(WHAT NEEDS TO BE DONE): From the entries that follow, list every line in which the string "should" appears.

(DATA FOR THE TASK):
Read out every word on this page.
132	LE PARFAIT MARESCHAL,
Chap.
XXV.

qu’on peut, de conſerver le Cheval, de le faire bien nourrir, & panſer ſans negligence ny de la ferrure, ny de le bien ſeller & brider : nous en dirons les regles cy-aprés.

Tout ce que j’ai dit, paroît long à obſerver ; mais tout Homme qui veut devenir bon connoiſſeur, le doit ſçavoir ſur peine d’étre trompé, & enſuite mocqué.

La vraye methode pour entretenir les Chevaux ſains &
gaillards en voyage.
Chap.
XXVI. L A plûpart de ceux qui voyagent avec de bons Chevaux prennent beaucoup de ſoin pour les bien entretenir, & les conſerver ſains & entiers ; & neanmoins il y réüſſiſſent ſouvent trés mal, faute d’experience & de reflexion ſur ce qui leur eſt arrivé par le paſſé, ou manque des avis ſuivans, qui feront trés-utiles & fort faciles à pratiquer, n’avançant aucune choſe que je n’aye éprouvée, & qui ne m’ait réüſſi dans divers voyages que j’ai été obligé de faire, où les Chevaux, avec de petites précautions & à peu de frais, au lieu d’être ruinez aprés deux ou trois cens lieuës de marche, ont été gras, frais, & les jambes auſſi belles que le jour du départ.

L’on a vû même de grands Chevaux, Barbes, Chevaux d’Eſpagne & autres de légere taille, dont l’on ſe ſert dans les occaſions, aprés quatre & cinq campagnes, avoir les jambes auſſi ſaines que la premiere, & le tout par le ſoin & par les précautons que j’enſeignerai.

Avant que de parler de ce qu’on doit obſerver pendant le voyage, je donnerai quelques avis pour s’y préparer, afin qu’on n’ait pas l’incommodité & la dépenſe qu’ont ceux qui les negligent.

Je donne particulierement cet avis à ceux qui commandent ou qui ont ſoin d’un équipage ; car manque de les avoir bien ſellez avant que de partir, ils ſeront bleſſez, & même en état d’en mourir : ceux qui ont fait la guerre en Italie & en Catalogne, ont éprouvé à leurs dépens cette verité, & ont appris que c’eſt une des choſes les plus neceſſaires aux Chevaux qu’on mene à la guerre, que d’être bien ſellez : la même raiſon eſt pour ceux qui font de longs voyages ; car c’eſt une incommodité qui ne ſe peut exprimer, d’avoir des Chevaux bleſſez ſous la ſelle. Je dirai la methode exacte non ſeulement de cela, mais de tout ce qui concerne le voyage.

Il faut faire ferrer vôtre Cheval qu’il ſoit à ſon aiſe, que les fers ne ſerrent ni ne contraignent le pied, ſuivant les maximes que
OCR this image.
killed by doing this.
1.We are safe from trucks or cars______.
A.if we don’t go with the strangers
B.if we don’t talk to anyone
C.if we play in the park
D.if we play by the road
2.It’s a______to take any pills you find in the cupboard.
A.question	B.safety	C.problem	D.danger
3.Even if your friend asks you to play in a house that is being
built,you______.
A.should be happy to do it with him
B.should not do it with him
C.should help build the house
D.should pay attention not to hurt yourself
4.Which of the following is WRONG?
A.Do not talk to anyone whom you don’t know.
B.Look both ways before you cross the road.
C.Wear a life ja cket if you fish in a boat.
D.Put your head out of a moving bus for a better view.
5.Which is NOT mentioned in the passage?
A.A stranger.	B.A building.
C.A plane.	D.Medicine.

(ANSWER IN FULL):
A.should be happy to do it with him
B.should not do it with him
C.should help build the house
D.should pay attention not to hurt yourself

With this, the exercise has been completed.